**** Data provided ****

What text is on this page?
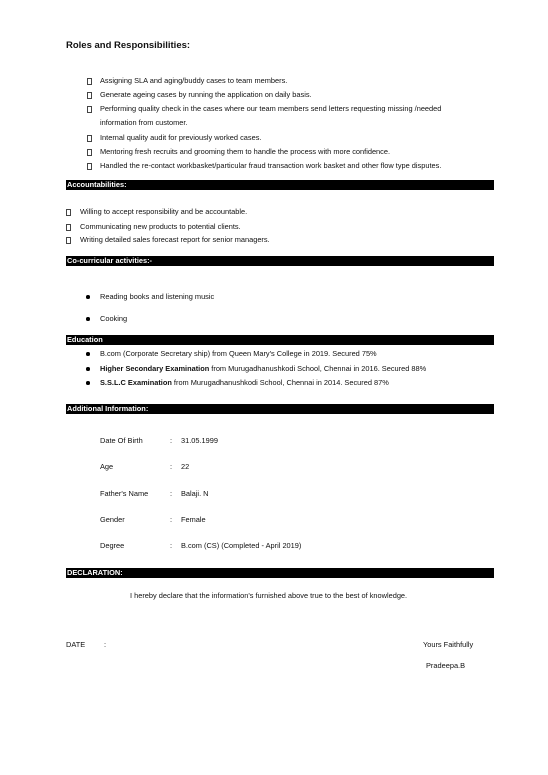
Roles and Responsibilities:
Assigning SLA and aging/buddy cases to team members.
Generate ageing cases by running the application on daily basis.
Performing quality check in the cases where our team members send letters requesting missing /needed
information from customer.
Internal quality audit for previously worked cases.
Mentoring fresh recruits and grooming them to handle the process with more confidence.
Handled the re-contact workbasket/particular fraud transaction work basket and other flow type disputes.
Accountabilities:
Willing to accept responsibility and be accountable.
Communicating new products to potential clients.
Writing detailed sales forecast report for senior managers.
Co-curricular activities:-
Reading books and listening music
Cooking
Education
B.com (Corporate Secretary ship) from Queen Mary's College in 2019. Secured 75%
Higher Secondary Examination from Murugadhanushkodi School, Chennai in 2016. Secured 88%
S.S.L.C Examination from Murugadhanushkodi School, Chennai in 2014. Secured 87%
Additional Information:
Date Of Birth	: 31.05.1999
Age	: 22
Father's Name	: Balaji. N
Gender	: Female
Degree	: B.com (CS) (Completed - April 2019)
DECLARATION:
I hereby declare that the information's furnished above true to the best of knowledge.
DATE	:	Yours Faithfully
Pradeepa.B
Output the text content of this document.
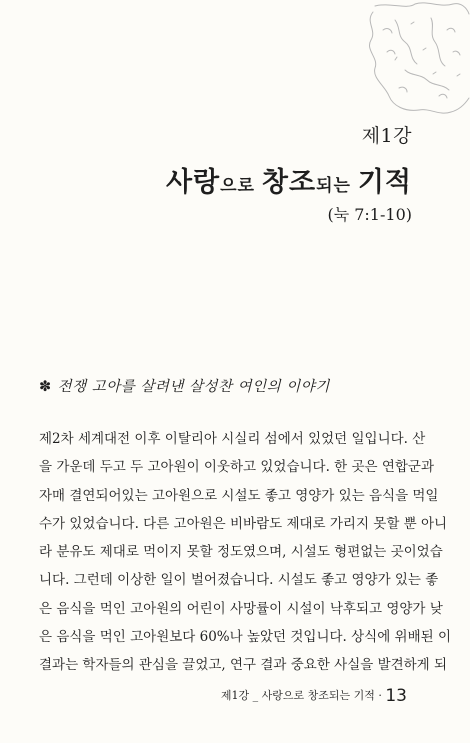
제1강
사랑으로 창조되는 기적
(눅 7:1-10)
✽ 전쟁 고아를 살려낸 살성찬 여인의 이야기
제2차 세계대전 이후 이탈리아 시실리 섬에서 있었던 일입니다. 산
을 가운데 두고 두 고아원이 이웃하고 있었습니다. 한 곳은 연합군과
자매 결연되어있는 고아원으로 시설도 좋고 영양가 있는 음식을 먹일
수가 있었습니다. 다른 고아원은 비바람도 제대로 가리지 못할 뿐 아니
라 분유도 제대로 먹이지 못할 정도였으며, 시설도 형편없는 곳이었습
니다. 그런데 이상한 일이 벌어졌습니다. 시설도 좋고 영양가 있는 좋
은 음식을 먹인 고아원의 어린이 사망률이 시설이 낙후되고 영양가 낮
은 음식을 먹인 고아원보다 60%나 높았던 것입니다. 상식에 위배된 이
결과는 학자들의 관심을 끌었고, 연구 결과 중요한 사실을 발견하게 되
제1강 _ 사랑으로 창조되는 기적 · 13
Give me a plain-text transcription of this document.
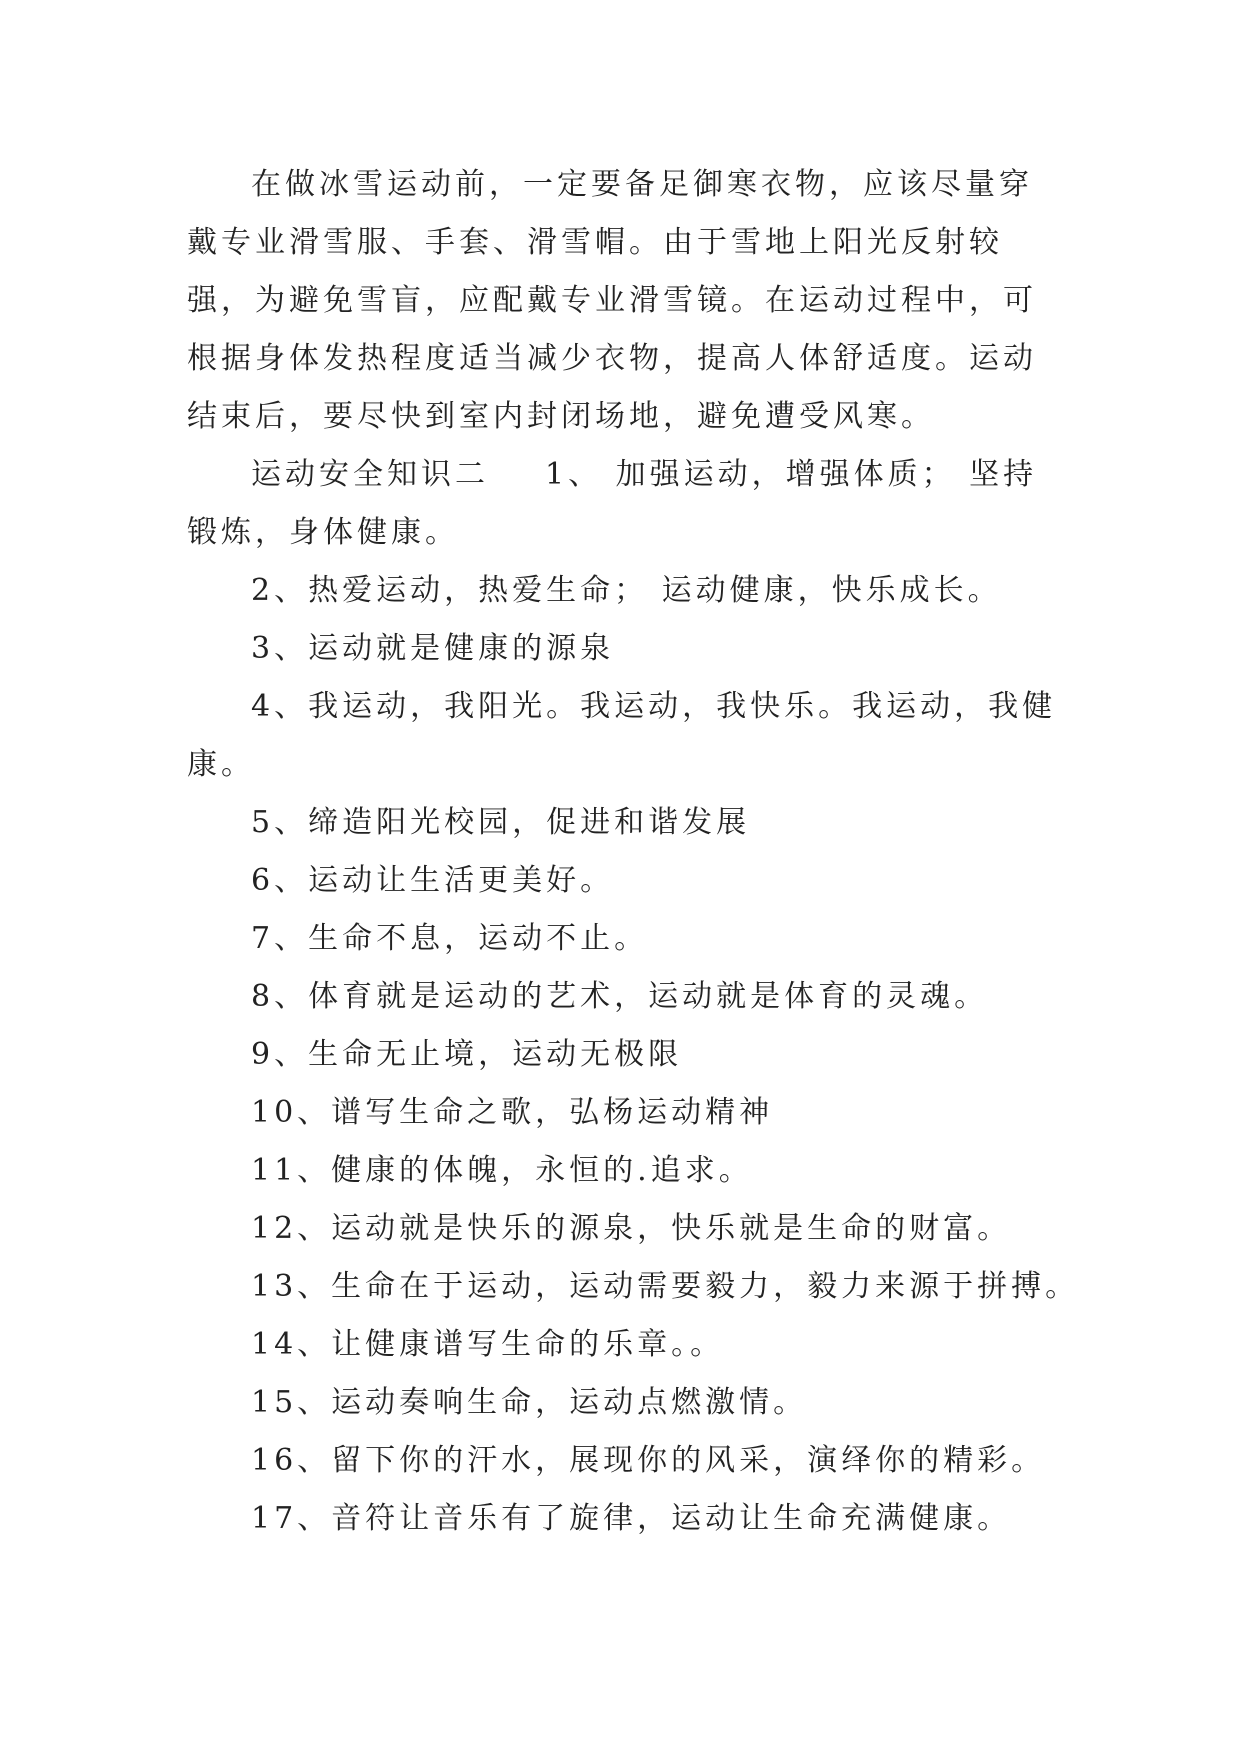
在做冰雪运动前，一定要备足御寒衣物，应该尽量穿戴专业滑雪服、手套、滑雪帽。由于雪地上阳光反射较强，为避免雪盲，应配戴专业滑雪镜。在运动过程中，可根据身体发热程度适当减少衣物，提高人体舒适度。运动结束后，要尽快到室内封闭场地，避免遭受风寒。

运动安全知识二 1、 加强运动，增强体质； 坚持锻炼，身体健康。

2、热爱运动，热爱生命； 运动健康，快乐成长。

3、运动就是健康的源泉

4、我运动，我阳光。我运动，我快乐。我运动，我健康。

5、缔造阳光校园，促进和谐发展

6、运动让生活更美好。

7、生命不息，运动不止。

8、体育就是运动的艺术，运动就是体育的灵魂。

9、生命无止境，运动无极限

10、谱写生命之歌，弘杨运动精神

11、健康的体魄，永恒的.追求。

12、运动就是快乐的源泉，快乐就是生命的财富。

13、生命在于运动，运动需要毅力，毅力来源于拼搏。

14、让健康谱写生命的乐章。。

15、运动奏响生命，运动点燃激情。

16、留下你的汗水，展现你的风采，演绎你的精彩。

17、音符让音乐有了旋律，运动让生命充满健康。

****

Job →
Omit the images and transcribe all of the records above word for word.

Written solution →
What text is on this page?
Roles and Responsibilities:
Assigning SLA and aging/buddy cases to team members.
Generate ageing cases by running the application on daily basis.
Performing quality check in the cases where our team members send letters requesting missing /needed
information from customer.
Internal quality audit for previously worked cases.
Mentoring fresh recruits and grooming them to handle the process with more confidence.
Handled the re-contact workbasket/particular fraud transaction work basket and other flow type disputes.
Accountabilities:
Willing to accept responsibility and be accountable.
Communicating new products to potential clients.
Writing detailed sales forecast report for senior managers.
Co-curricular activities:-
Reading books and listening music
Cooking
Education
B.com (Corporate Secretary ship) from Queen Mary's College in 2019. Secured 75%
Higher Secondary Examination from Murugadhanushkodi School, Chennai in 2016. Secured 88%
S.S.L.C Examination from Murugadhanushkodi School, Chennai in 2014. Secured 87%
Additional Information:
Date Of Birth	: 31.05.1999
Age	: 22
Father's Name	: Balaji. N
Gender	: Female
Degree	: B.com (CS) (Completed - April 2019)
DECLARATION:
I hereby declare that the information's furnished above true to the best of knowledge.
DATE	:	Yours Faithfully
Pradeepa.B
Output the text content of this document.
제1강
사랑으로 창조되는 기적
(눅 7:1-10)
✽ 전쟁 고아를 살려낸 살성찬 여인의 이야기
제2차 세계대전 이후 이탈리아 시실리 섬에서 있었던 일입니다. 산
을 가운데 두고 두 고아원이 이웃하고 있었습니다. 한 곳은 연합군과
자매 결연되어있는 고아원으로 시설도 좋고 영양가 있는 음식을 먹일
수가 있었습니다. 다른 고아원은 비바람도 제대로 가리지 못할 뿐 아니
라 분유도 제대로 먹이지 못할 정도였으며, 시설도 형편없는 곳이었습
니다. 그런데 이상한 일이 벌어졌습니다. 시설도 좋고 영양가 있는 좋
은 음식을 먹인 고아원의 어린이 사망률이 시설이 낙후되고 영양가 낮
은 음식을 먹인 고아원보다 60%나 높았던 것입니다. 상식에 위배된 이
결과는 학자들의 관심을 끌었고, 연구 결과 중요한 사실을 발견하게 되
제1강 _ 사랑으로 창조되는 기적 · 13
Give me a plain-text transcription of this document.
在做冰雪运动前，一定要备足御寒衣物，应该尽量穿戴专业滑雪服、手套、滑雪帽。由于雪地上阳光反射较强，为避免雪盲，应配戴专业滑雪镜。在运动过程中，可根据身体发热程度适当减少衣物，提高人体舒适度。运动结束后，要尽快到室内封闭场地，避免遭受风寒。

运动安全知识二 1、 加强运动，增强体质； 坚持锻炼，身体健康。

2、热爱运动，热爱生命； 运动健康，快乐成长。

3、运动就是健康的源泉

4、我运动，我阳光。我运动，我快乐。我运动，我健康。

5、缔造阳光校园，促进和谐发展

6、运动让生活更美好。

7、生命不息，运动不止。

8、体育就是运动的艺术，运动就是体育的灵魂。

9、生命无止境，运动无极限

10、谱写生命之歌，弘杨运动精神

11、健康的体魄，永恒的.追求。

12、运动就是快乐的源泉，快乐就是生命的财富。

13、生命在于运动，运动需要毅力，毅力来源于拼搏。

14、让健康谱写生命的乐章。。

15、运动奏响生命，运动点燃激情。

16、留下你的汗水，展现你的风采，演绎你的精彩。

17、音符让音乐有了旋律，运动让生命充满健康。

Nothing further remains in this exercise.